Extract provided START

Energy News  
Another Planet X Found On The Outer Rim Of Sol

Size comparision of Sedna to Earth, Moon, Pluto and Quaoar.

Los Angeles - Mar 15, 2004
NASA-funded researchers have discovered the most distant object orbiting Earth's Sun. The object is a mysterious planet-like body three times farther from Earth than Pluto.

"The Sun appears so small from that distance that you could completely block it out with the head of a pin," said Dr. Mike Brown, California Institute of Technology, Pasadena, Calif., associate professor of planetary astronomy and leader of the research team.

The object, called "Sedna" for the Inuit goddess of the ocean, is 13 billion kilometers (8 billion miles) away, in the farthest reaches of the solar system.

This is likely the first detection of the long-hypothesized "Oort cloud," a faraway repository of small icy bodies that supplies the comets that streak by Earth. Other notable features of Sedna include its size and reddish color. After Mars, it is the second reddest object in the solar system.

It is estimated Sedna is approximately three-fourths the size of Pluto. Sedna is likely the largest object found in the solar system since Pluto was discovered in 1930.

Brown, along with Drs. Chad Trujillo of the Gemini Observatory, Hawaii, and David Rabinowitz of Yale University, New Haven, Conn., found the planet-like object, or planetoid, on Nov. 14, 2003.

The researchers used the 48-inch Samuel Oschin Telescope at Caltech's Palomar Observatory near San Diego. Within days, telescopes in Chile, Spain, Arizona and Hawaii observed the object. NASA's new Spitzer Space Telescope also looked for it.

Sedna is extremely far from the Sun, in the coldest know region of our solar system, where temperatures never rise above minus 240 degrees Celsius (minus 400 degrees Fahrenheit).

Extract provided END
Material supplied START

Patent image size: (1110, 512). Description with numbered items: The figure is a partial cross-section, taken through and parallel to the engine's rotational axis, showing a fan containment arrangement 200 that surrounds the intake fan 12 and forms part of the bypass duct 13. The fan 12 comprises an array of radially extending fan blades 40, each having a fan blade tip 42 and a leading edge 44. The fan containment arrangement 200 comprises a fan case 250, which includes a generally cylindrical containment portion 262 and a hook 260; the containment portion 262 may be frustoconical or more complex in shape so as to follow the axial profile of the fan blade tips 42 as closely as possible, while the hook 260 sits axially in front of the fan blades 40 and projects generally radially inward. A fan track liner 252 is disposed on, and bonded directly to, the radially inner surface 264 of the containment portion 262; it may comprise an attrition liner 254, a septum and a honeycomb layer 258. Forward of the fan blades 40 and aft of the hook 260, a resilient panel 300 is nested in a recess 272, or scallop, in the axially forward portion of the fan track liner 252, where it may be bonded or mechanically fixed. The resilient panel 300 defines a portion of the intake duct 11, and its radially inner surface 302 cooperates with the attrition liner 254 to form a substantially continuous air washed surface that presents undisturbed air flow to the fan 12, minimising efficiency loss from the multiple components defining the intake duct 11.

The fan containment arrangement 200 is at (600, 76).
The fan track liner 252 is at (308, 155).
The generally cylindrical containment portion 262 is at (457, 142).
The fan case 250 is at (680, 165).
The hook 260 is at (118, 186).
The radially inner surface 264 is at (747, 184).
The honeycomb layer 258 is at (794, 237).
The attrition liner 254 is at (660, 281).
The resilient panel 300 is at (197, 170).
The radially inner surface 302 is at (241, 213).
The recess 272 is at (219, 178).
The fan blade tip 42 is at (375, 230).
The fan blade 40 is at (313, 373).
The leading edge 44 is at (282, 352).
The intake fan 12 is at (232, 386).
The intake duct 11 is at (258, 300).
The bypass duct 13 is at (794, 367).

Material supplied END

• _Questions_
1: List each researcher the Sedna news article credits with finding the object, along with the institution given for each.
2: Answer these questions from the Sedna news article:
(a) How far away is Sedna?
(b) On what date was Sedna found?
(c) Which object in the solar system is redder than Sedna?
3: Summarize the Sedna news article in two sentences.

• _Answers for each item_
1:
- Dr. Mike Brown, California Institute of Technology, Pasadena, Calif.
- Dr. Chad Trujillo, Gemini Observatory, Hawaii
- Dr. David Rabinowitz, Yale University, New Haven, Conn.

2:
(a) 13 billion kilometers (8 billion miles)
(b) Nov. 14, 2003
(c) Mars

3: NASA-funded researchers led by Dr. Mike Brown of Caltech found Sedna, a reddish planet-like body about three-fourths the size of Pluto and the most distant object known to orbit the Sun, using the Samuel Oschin Telescope at Palomar Observatory. Sedna lies 13 billion kilometers away in the coldest known region of the solar system and is likely the first detection of the Oort cloud.